--- BEGIN EXERCISE MATERIAL ---
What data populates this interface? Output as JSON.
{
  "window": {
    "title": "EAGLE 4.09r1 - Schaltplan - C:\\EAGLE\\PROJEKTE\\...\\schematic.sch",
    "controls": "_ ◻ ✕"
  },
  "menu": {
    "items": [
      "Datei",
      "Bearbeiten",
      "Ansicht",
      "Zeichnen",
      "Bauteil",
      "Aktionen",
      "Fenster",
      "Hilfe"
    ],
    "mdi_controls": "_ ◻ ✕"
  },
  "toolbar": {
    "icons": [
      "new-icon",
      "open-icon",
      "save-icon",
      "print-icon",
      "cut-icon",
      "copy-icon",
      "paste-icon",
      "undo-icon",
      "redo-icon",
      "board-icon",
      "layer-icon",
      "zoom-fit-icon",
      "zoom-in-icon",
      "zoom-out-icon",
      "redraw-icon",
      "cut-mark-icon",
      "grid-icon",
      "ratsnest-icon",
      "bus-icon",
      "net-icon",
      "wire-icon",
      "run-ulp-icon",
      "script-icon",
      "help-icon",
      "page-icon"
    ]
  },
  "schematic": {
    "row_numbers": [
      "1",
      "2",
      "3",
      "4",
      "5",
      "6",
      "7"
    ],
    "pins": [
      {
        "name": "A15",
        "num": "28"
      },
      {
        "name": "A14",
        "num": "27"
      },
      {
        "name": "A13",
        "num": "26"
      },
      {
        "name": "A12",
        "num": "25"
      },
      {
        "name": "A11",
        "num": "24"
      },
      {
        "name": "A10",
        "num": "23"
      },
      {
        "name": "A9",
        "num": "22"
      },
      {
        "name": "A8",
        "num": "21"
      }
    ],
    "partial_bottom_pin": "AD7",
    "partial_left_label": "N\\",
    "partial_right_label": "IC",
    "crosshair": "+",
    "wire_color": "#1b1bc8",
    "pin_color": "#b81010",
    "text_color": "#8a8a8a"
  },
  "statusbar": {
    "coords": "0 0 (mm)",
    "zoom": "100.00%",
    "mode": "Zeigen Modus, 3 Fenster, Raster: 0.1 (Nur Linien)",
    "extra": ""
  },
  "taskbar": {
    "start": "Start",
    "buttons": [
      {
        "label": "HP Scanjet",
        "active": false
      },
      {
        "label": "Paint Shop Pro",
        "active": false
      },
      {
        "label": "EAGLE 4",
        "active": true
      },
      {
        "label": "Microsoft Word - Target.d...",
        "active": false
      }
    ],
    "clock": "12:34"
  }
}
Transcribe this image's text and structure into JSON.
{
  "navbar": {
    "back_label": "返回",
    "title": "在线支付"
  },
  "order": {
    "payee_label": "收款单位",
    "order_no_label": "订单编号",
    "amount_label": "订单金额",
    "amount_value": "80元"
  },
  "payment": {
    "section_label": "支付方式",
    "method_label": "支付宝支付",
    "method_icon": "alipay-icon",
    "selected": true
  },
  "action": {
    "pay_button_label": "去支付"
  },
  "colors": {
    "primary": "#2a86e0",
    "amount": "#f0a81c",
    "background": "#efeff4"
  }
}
--- END EXERCISE MATERIAL ---
▶ **PROBLEM TO SOLVE**
Every line of the records above needs to be given again exactly.

▶ **RESULT FOR THIS TASK**
What data populates this interface? Output as JSON.
{
  "window": {
    "title": "EAGLE 4.09r1 - Schaltplan - C:\\EAGLE\\PROJEKTE\\...\\schematic.sch",
    "controls": "_ ◻ ✕"
  },
  "menu": {
    "items": [
      "Datei",
      "Bearbeiten",
      "Ansicht",
      "Zeichnen",
      "Bauteil",
      "Aktionen",
      "Fenster",
      "Hilfe"
    ],
    "mdi_controls": "_ ◻ ✕"
  },
  "toolbar": {
    "icons": [
      "new-icon",
      "open-icon",
      "save-icon",
      "print-icon",
      "cut-icon",
      "copy-icon",
      "paste-icon",
      "undo-icon",
      "redo-icon",
      "board-icon",
      "layer-icon",
      "zoom-fit-icon",
      "zoom-in-icon",
      "zoom-out-icon",
      "redraw-icon",
      "cut-mark-icon",
      "grid-icon",
      "ratsnest-icon",
      "bus-icon",
      "net-icon",
      "wire-icon",
      "run-ulp-icon",
      "script-icon",
      "help-icon",
      "page-icon"
    ]
  },
  "schematic": {
    "row_numbers": [
      "1",
      "2",
      "3",
      "4",
      "5",
      "6",
      "7"
    ],
    "pins": [
      {
        "name": "A15",
        "num": "28"
      },
      {
        "name": "A14",
        "num": "27"
      },
      {
        "name": "A13",
        "num": "26"
      },
      {
        "name": "A12",
        "num": "25"
      },
      {
        "name": "A11",
        "num": "24"
      },
      {
        "name": "A10",
        "num": "23"
      },
      {
        "name": "A9",
        "num": "22"
      },
      {
        "name": "A8",
        "num": "21"
      }
    ],
    "partial_bottom_pin": "AD7",
    "partial_left_label": "N\\",
    "partial_right_label": "IC",
    "crosshair": "+",
    "wire_color": "#1b1bc8",
    "pin_color": "#b81010",
    "text_color": "#8a8a8a"
  },
  "statusbar": {
    "coords": "0 0 (mm)",
    "zoom": "100.00%",
    "mode": "Zeigen Modus, 3 Fenster, Raster: 0.1 (Nur Linien)",
    "extra": ""
  },
  "taskbar": {
    "start": "Start",
    "buttons": [
      {
        "label": "HP Scanjet",
        "active": false
      },
      {
        "label": "Paint Shop Pro",
        "active": false
      },
      {
        "label": "EAGLE 4",
        "active": true
      },
      {
        "label": "Microsoft Word - Target.d...",
        "active": false
      }
    ],
    "clock": "12:34"
  }
}
Transcribe this image's text and structure into JSON.
{
  "navbar": {
    "back_label": "返回",
    "title": "在线支付"
  },
  "order": {
    "payee_label": "收款单位",
    "order_no_label": "订单编号",
    "amount_label": "订单金额",
    "amount_value": "80元"
  },
  "payment": {
    "section_label": "支付方式",
    "method_label": "支付宝支付",
    "method_icon": "alipay-icon",
    "selected": true
  },
  "action": {
    "pay_button_label": "去支付"
  },
  "colors": {
    "primary": "#2a86e0",
    "amount": "#f0a81c",
    "background": "#efeff4"
  }
}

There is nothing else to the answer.